Given the size of this request, here's some more elaborate details
on this pull request.
The functional change change in this pull request is the very first
patch from Song Liu which replaces the struct module_layout with a new
struct module memory. The old data structure tried to put together all
types of supported module memory types in one data structure, the new
one abstracts the differences in memory types in a module to allow each
one to provide their own set of details. This paves the way in the
future so we can deal with them in a cleaner way. If you look at changes
they also provide a nice cleanup of how we handle these different memory
areas in a module. This change has been in linux-next since before the
merge window opened for v6.3 so to provide more than a full kernel cycle
of testing. It's a good thing as quite a bit of fixes have been found
for it.
Jason Baron then made dynamic debug a first class citizen module user by
using module notifier callbacks to allocate / remove module specific
dynamic debug information.
Nick Alcock has done quite a bit of work cross-tree to remove module
license tags from things which cannot possibly be module at my request
so to:
a) help him with his longer term tooling goals which require a
deterministic evaluation if a piece a symbol code could ever be
part of a module or not. But quite recently it is has been made
clear that tooling is not the only one that would benefit.
Disambiguating symbols also helps efforts such as live patching,
kprobes and BPF, but for other reasons and R&D on this area
is active with no clear solution in sight.
b) help us inch closer to the now generally accepted long term goal
of automating all the MODULE_LICENSE() tags from SPDX license tags
In so far as a) is concerned, although module license tags are a no-op
for non-modules, tools which would want create a mapping of possible
modules can only rely on the module license tag after the commit
8b41fc4454 ("kbuild: create modules.builtin without Makefile.modbuiltin
or tristate.conf"). Nick has been working on this *for years* and
AFAICT I was the only one to suggest two alternatives to this approach
for tooling. The complexity in one of my suggested approaches lies in
that we'd need a possible-obj-m and a could-be-module which would check
if the object being built is part of any kconfig build which could ever
lead to it being part of a module, and if so define a new define
-DPOSSIBLE_MODULE [0]. A more obvious yet theoretical approach I've
suggested would be to have a tristate in kconfig imply the same new
-DPOSSIBLE_MODULE as well but that means getting kconfig symbol names
mapping to modules always, and I don't think that's the case today. I am
not aware of Nick or anyone exploring either of these options. Quite
recently Josh Poimboeuf has pointed out that live patching, kprobes and
BPF would benefit from resolving some part of the disambiguation as
well but for other reasons. The function granularity KASLR (fgkaslr)

------------------------------------------------------------------------

**EXERCISE TASKS**
(a) From the pull request description, reproduce the passage between "Nick Alcock has" and "that would benefit.", inclusive.
(b) Name every person identified by full name in the pull request description.

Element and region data
------------------------------------------------------------------------

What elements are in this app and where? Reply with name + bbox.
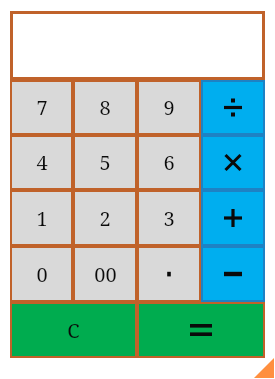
staticText: 1 <box>36 205 48 232</box>
button[interactable] <box>137 246 201 302</box>
staticText: 3 <box>163 205 175 232</box>
staticText: 7 <box>36 94 48 121</box>
button[interactable]: Plus <box>201 190 265 246</box>
staticText: 4 <box>36 149 48 176</box>
button[interactable]: 6 <box>137 135 201 190</box>
staticText: 2 <box>99 205 111 232</box>
staticText: 0 <box>36 261 48 288</box>
staticText: 5 <box>99 149 111 176</box>
staticText: 6 <box>163 149 175 176</box>
staticText: 8 <box>99 94 111 121</box>
button[interactable]: C <box>10 302 137 358</box>
button[interactable]: 2 <box>73 190 137 246</box>
button[interactable]: Divide <box>201 80 265 135</box>
button[interactable]: 3 <box>137 190 201 246</box>
button[interactable]: 00 <box>73 246 137 302</box>
button[interactable]: 9 <box>137 80 201 135</box>
staticText: 00 <box>94 261 117 288</box>
button[interactable]: 5 <box>73 135 137 190</box>
button[interactable]: Multiply <box>201 135 265 190</box>
button[interactable]: Minus <box>201 246 265 302</box>
button[interactable]: 0 <box>10 246 73 302</box>
button[interactable]: 4 <box>10 135 73 190</box>
button[interactable]: 1 <box>10 190 73 246</box>
button[interactable]: 8 <box>73 80 137 135</box>
button[interactable]: 7 <box>10 80 73 135</box>
staticText: C <box>67 317 80 344</box>
button[interactable]: Equals <box>137 302 265 358</box>
staticText: 9 <box>163 94 175 121</box>
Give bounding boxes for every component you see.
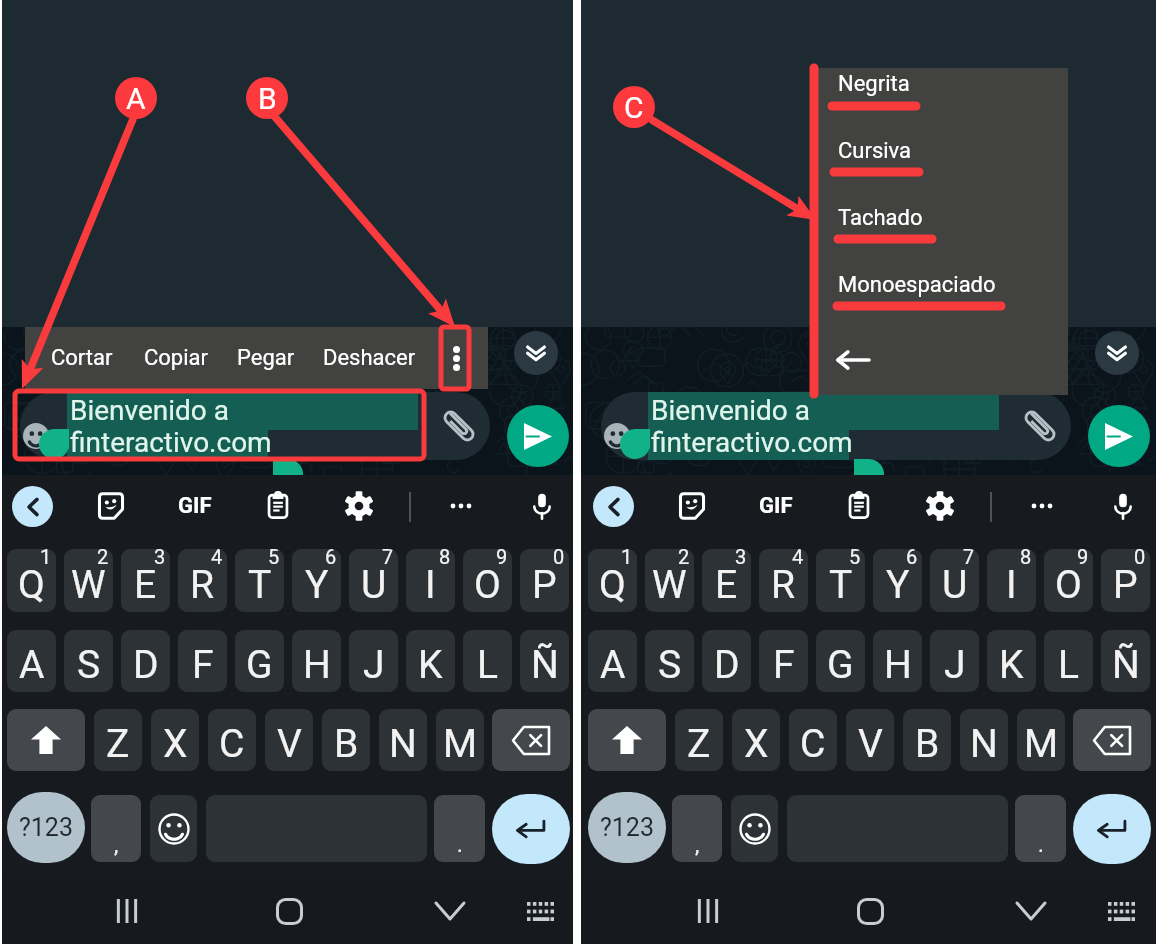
button[interactable]: Attach (440, 407, 478, 445)
button[interactable]: Back (821, 336, 1065, 384)
button[interactable]: Hide keyboard (428, 889, 472, 933)
button[interactable]: L (463, 630, 512, 692)
button[interactable]: Scroll to bottom (1095, 331, 1139, 375)
button[interactable]: N (379, 709, 427, 771)
button[interactable]: X (732, 709, 780, 771)
button[interactable]: Negrita (821, 58, 1065, 110)
button[interactable]: W (64, 549, 113, 612)
button[interactable]: F (178, 630, 227, 692)
button[interactable]: J (349, 630, 398, 692)
button[interactable]: Emoji (604, 423, 630, 449)
button[interactable]: Home (848, 889, 892, 933)
button[interactable]: U (930, 549, 979, 612)
button[interactable]: Back (593, 486, 634, 527)
button[interactable]: ?123 (588, 792, 666, 863)
button[interactable]: Settings (338, 485, 380, 527)
button[interactable]: Clipboard (257, 485, 299, 527)
button[interactable]: Hide keyboard (1009, 889, 1053, 933)
button[interactable]: More (1021, 485, 1063, 527)
button[interactable]: Shift (588, 709, 666, 771)
button[interactable]: Recents (686, 889, 730, 933)
button[interactable]: B (903, 709, 951, 771)
button[interactable]: Emoji keyboard (731, 795, 778, 862)
button[interactable]: Emoji keyboard (150, 795, 197, 862)
button[interactable]: Switch keyboard (518, 889, 562, 933)
button[interactable]: Cursiva (821, 125, 1065, 177)
button[interactable]: E (121, 549, 170, 612)
button[interactable]: S (64, 630, 113, 692)
button[interactable]: O (1044, 549, 1093, 612)
button[interactable]: Settings (919, 485, 961, 527)
button[interactable]: Pegar (223, 327, 309, 389)
button[interactable]: R (759, 549, 808, 612)
button[interactable]: A (588, 630, 637, 692)
button[interactable]: C (789, 709, 837, 771)
button[interactable]: Z (94, 709, 142, 771)
button[interactable]: M (1017, 709, 1065, 771)
button[interactable]: Enter (1073, 794, 1151, 864)
button[interactable]: A (7, 630, 56, 692)
button[interactable]: Attach (1021, 407, 1059, 445)
button[interactable]: D (702, 630, 751, 692)
button[interactable]: V (265, 709, 313, 771)
button[interactable]: R (178, 549, 227, 612)
button[interactable]: Copiar (130, 327, 222, 389)
button[interactable]: T (816, 549, 865, 612)
button[interactable]: C (208, 709, 256, 771)
button[interactable]: Tachado (821, 192, 1065, 244)
button[interactable]: O (463, 549, 512, 612)
button[interactable]: Emoji (23, 423, 49, 449)
button[interactable]: Switch keyboard (1099, 889, 1143, 933)
button[interactable]: I (987, 549, 1036, 612)
button[interactable]: Voice input (521, 485, 563, 527)
button[interactable]: D (121, 630, 170, 692)
button[interactable]: S (645, 630, 694, 692)
button[interactable]: Deshacer (309, 327, 430, 389)
button[interactable]: G (816, 630, 865, 692)
button[interactable]: Shift (7, 709, 85, 771)
button[interactable]: Voice input (1102, 485, 1144, 527)
button[interactable]: Backspace (492, 709, 570, 771)
button[interactable]: . (434, 795, 485, 862)
button[interactable]: . (1015, 795, 1066, 862)
button[interactable]: M (436, 709, 484, 771)
button[interactable]: B (322, 709, 370, 771)
button[interactable]: J (930, 630, 979, 692)
button[interactable]: Backspace (1073, 709, 1151, 771)
button[interactable]: Ñ (520, 630, 569, 692)
button[interactable]: Enter (492, 794, 570, 864)
button[interactable]: T (235, 549, 284, 612)
button[interactable]: H (292, 630, 341, 692)
button[interactable]: Recents (105, 889, 149, 933)
button[interactable]: Monoespaciado (821, 259, 1065, 311)
button[interactable]: N (960, 709, 1008, 771)
button[interactable]: P (1101, 549, 1150, 612)
button[interactable]: , (91, 795, 141, 862)
button[interactable]: Home (267, 889, 311, 933)
button[interactable]: , (672, 795, 722, 862)
button[interactable]: Scroll to bottom (514, 331, 558, 375)
button[interactable]: L (1044, 630, 1093, 692)
button[interactable]: K (987, 630, 1036, 692)
button[interactable]: Z (675, 709, 723, 771)
button[interactable]: U (349, 549, 398, 612)
button[interactable]: Send (507, 405, 569, 467)
button[interactable]: Sticker (671, 485, 713, 527)
button[interactable]: Y (873, 549, 922, 612)
button[interactable]: Clipboard (838, 485, 880, 527)
button[interactable]: Ñ (1101, 630, 1150, 692)
button[interactable]: GIF (752, 486, 800, 526)
button[interactable]: E (702, 549, 751, 612)
button[interactable]: GIF (171, 486, 219, 526)
button[interactable]: Q (7, 549, 56, 612)
button[interactable]: P (520, 549, 569, 612)
button[interactable]: Send (1088, 405, 1150, 467)
button[interactable]: Sticker (90, 485, 132, 527)
button[interactable]: V (846, 709, 894, 771)
button[interactable]: I (406, 549, 455, 612)
button[interactable]: Y (292, 549, 341, 612)
button[interactable]: Q (588, 549, 637, 612)
button[interactable]: Back (12, 486, 53, 527)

------------------------------------------------------------------------

**TASK-BY-TASK RESULTS**
(a)
Nick Alcock has done quite a bit of work cross-tree to remove module
license tags from things which cannot possibly be module at my request
so to:
a) help him with his longer term tooling goals which require a
deterministic evaluation if a piece a symbol code could ever be
part of a module or not. But quite recently it is has been made
clear that tooling is not the only one that would benefit.

(b) Song Liu, Jason Baron, Nick Alcock, Josh Poimboeuf